##### Data lines

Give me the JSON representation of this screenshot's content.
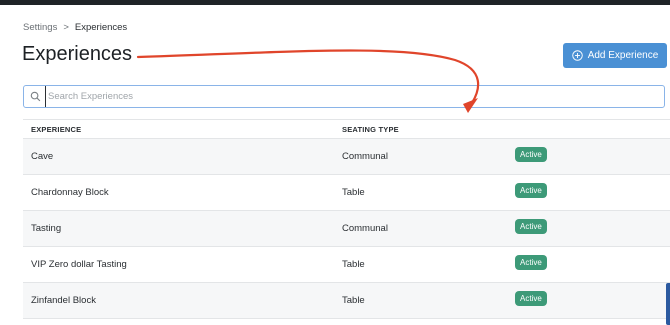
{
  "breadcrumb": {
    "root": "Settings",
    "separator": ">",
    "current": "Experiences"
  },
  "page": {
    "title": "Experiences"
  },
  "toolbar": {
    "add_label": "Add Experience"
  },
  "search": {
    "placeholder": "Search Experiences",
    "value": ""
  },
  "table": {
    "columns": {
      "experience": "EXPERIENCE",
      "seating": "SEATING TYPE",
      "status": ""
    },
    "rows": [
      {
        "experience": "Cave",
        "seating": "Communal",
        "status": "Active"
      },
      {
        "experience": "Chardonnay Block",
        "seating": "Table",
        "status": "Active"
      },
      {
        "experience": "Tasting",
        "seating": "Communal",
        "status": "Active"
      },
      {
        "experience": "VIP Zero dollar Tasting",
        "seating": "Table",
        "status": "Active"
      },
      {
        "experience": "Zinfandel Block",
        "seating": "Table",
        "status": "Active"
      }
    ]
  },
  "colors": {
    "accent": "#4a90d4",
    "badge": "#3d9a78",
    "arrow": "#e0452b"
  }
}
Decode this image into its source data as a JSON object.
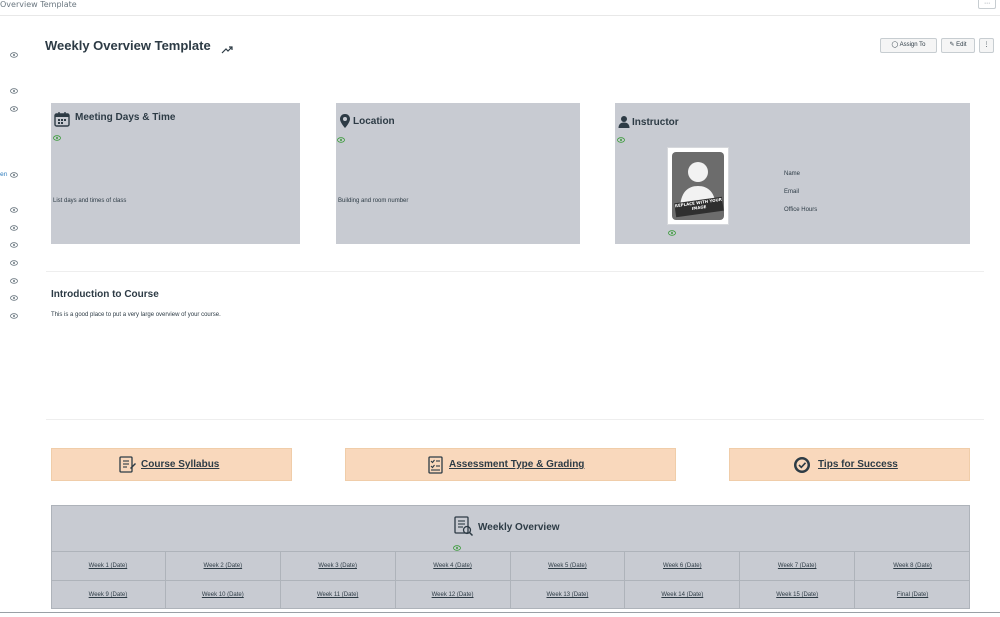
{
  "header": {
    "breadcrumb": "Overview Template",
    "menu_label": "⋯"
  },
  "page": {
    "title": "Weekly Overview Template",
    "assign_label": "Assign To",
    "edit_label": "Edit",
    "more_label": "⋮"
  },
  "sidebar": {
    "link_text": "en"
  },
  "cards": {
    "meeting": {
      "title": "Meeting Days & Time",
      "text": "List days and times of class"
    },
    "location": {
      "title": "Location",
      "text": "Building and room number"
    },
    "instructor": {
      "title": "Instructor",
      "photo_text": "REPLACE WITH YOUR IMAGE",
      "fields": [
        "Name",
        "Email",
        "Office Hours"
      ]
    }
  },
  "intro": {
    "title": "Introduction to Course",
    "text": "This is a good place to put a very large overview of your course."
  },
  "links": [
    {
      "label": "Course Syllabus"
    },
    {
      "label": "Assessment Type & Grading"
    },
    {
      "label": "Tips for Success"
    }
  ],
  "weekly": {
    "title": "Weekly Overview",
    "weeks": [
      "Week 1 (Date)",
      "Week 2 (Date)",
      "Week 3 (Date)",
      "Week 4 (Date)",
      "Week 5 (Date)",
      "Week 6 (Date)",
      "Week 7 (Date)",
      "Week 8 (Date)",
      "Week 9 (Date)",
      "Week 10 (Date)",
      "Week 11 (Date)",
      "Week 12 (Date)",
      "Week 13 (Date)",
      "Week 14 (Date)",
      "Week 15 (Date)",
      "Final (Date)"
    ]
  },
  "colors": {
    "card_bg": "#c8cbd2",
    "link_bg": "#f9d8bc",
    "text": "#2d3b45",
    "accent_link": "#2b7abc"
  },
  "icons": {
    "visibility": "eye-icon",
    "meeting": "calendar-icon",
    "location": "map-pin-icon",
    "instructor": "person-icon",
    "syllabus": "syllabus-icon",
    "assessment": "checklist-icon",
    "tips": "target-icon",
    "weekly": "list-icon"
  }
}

##########

Exercise objective —
Will you set down the records word for word while leaving out every picture?

Answer —
Give me the JSON representation of this screenshot's content.
{
  "breadcrumb": {
    "root": "Settings",
    "separator": ">",
    "current": "Experiences"
  },
  "page": {
    "title": "Experiences"
  },
  "toolbar": {
    "add_label": "Add Experience"
  },
  "search": {
    "placeholder": "Search Experiences",
    "value": ""
  },
  "table": {
    "columns": {
      "experience": "EXPERIENCE",
      "seating": "SEATING TYPE",
      "status": ""
    },
    "rows": [
      {
        "experience": "Cave",
        "seating": "Communal",
        "status": "Active"
      },
      {
        "experience": "Chardonnay Block",
        "seating": "Table",
        "status": "Active"
      },
      {
        "experience": "Tasting",
        "seating": "Communal",
        "status": "Active"
      },
      {
        "experience": "VIP Zero dollar Tasting",
        "seating": "Table",
        "status": "Active"
      },
      {
        "experience": "Zinfandel Block",
        "seating": "Table",
        "status": "Active"
      }
    ]
  },
  "colors": {
    "accent": "#4a90d4",
    "badge": "#3d9a78",
    "arrow": "#e0452b"
  }
}
Decode this image into its source data as a JSON object.
{
  "header": {
    "breadcrumb": "Overview Template",
    "menu_label": "⋯"
  },
  "page": {
    "title": "Weekly Overview Template",
    "assign_label": "Assign To",
    "edit_label": "Edit",
    "more_label": "⋮"
  },
  "sidebar": {
    "link_text": "en"
  },
  "cards": {
    "meeting": {
      "title": "Meeting Days & Time",
      "text": "List days and times of class"
    },
    "location": {
      "title": "Location",
      "text": "Building and room number"
    },
    "instructor": {
      "title": "Instructor",
      "photo_text": "REPLACE WITH YOUR IMAGE",
      "fields": [
        "Name",
        "Email",
        "Office Hours"
      ]
    }
  },
  "intro": {
    "title": "Introduction to Course",
    "text": "This is a good place to put a very large overview of your course."
  },
  "links": [
    {
      "label": "Course Syllabus"
    },
    {
      "label": "Assessment Type & Grading"
    },
    {
      "label": "Tips for Success"
    }
  ],
  "weekly": {
    "title": "Weekly Overview",
    "weeks": [
      "Week 1 (Date)",
      "Week 2 (Date)",
      "Week 3 (Date)",
      "Week 4 (Date)",
      "Week 5 (Date)",
      "Week 6 (Date)",
      "Week 7 (Date)",
      "Week 8 (Date)",
      "Week 9 (Date)",
      "Week 10 (Date)",
      "Week 11 (Date)",
      "Week 12 (Date)",
      "Week 13 (Date)",
      "Week 14 (Date)",
      "Week 15 (Date)",
      "Final (Date)"
    ]
  },
  "colors": {
    "card_bg": "#c8cbd2",
    "link_bg": "#f9d8bc",
    "text": "#2d3b45",
    "accent_link": "#2b7abc"
  },
  "icons": {
    "visibility": "eye-icon",
    "meeting": "calendar-icon",
    "location": "map-pin-icon",
    "instructor": "person-icon",
    "syllabus": "syllabus-icon",
    "assessment": "checklist-icon",
    "tips": "target-icon",
    "weekly": "list-icon"
  }
}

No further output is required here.